What the task requires:
If a line in the data below contains the word "MODALITY", copy it out.

== Data for analysis

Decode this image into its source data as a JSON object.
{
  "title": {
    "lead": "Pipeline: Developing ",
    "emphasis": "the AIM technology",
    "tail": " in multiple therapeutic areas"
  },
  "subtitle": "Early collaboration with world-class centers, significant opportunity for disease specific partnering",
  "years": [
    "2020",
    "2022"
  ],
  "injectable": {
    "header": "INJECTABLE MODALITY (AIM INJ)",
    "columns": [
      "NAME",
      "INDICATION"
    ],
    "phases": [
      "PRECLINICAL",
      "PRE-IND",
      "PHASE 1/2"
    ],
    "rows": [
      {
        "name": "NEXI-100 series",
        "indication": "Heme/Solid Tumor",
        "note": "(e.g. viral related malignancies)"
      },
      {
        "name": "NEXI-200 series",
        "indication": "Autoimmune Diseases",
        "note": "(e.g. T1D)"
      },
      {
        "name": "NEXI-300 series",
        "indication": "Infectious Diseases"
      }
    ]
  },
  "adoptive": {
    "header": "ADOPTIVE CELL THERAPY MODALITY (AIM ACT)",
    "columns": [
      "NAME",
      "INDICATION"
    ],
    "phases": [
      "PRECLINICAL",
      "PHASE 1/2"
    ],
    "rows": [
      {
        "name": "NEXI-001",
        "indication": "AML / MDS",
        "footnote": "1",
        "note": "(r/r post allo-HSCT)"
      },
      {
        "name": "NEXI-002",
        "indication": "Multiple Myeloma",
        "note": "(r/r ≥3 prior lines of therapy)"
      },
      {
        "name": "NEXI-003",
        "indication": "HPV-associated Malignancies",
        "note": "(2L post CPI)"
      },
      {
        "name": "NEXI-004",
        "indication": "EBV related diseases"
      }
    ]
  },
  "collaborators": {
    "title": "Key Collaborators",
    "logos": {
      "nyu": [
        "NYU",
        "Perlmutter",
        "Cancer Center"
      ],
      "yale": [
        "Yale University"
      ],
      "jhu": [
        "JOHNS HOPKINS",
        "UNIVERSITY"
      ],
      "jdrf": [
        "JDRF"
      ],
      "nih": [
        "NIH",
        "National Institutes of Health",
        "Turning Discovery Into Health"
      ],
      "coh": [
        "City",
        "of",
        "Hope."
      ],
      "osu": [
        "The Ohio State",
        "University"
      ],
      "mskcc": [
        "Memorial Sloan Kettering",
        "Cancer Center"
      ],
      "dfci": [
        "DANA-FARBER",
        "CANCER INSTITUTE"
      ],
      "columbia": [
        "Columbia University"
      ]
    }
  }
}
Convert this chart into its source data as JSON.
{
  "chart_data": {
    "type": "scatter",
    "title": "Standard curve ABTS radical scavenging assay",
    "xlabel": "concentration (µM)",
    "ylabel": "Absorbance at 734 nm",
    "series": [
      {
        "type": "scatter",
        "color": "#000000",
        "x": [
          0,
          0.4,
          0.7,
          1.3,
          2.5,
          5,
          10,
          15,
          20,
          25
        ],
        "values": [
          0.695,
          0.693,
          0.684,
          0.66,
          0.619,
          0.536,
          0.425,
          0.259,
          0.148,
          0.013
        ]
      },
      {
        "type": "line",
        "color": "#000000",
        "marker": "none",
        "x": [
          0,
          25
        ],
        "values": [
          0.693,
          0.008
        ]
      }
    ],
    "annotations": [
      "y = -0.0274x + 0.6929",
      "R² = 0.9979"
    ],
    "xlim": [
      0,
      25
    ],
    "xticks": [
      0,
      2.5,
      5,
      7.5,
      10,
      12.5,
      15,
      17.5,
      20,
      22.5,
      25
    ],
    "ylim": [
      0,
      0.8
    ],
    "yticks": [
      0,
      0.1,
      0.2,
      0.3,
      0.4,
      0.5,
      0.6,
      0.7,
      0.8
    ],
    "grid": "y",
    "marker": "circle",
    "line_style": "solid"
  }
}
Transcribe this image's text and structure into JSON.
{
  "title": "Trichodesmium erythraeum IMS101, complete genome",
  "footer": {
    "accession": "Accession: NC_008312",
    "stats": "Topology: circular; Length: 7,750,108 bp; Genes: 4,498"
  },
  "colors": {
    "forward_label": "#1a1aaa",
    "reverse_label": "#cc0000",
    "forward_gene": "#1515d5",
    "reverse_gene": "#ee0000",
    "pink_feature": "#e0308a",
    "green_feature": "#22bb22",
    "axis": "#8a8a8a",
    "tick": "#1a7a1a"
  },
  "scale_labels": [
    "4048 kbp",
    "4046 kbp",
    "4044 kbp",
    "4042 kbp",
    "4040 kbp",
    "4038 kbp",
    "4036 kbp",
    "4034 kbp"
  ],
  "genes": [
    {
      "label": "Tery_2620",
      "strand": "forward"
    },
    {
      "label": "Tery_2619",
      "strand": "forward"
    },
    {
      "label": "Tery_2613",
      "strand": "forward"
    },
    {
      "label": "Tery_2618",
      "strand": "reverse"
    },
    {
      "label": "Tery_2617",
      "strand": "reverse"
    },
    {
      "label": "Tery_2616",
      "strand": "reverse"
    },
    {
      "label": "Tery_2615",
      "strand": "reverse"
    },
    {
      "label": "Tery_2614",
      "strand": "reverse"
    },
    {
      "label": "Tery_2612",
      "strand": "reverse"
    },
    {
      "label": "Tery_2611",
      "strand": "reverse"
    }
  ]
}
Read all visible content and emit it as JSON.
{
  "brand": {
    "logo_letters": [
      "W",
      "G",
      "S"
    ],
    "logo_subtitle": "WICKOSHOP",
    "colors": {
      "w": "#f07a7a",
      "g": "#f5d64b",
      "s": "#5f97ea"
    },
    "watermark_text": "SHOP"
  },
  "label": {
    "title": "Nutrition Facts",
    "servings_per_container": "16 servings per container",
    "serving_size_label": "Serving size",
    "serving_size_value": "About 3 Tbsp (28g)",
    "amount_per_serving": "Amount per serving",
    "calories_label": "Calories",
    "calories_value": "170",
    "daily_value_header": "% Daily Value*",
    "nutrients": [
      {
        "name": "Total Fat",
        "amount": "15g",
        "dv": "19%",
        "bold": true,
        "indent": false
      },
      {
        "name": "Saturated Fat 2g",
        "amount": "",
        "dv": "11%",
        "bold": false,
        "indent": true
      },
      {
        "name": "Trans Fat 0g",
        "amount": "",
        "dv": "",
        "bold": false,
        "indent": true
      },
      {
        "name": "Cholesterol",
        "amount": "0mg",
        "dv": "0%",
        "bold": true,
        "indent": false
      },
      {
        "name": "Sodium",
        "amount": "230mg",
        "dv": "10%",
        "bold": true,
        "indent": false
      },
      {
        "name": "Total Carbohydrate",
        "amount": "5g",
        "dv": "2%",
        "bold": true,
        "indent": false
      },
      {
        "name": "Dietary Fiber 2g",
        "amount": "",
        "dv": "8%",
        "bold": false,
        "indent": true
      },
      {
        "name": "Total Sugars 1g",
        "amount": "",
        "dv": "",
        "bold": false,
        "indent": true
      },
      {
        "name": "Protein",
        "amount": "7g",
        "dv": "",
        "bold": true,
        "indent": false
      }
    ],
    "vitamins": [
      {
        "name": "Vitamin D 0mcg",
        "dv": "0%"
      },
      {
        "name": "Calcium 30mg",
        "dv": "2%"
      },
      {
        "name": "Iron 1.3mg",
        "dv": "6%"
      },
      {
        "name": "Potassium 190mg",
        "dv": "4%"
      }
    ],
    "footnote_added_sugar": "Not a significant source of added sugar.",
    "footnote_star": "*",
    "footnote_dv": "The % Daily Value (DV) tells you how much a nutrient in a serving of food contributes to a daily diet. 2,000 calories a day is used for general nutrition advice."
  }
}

====

Result below:
    "header": "INJECTABLE MODALITY (AIM INJ)",
    "header": "ADOPTIVE CELL THERAPY MODALITY (AIM ACT)",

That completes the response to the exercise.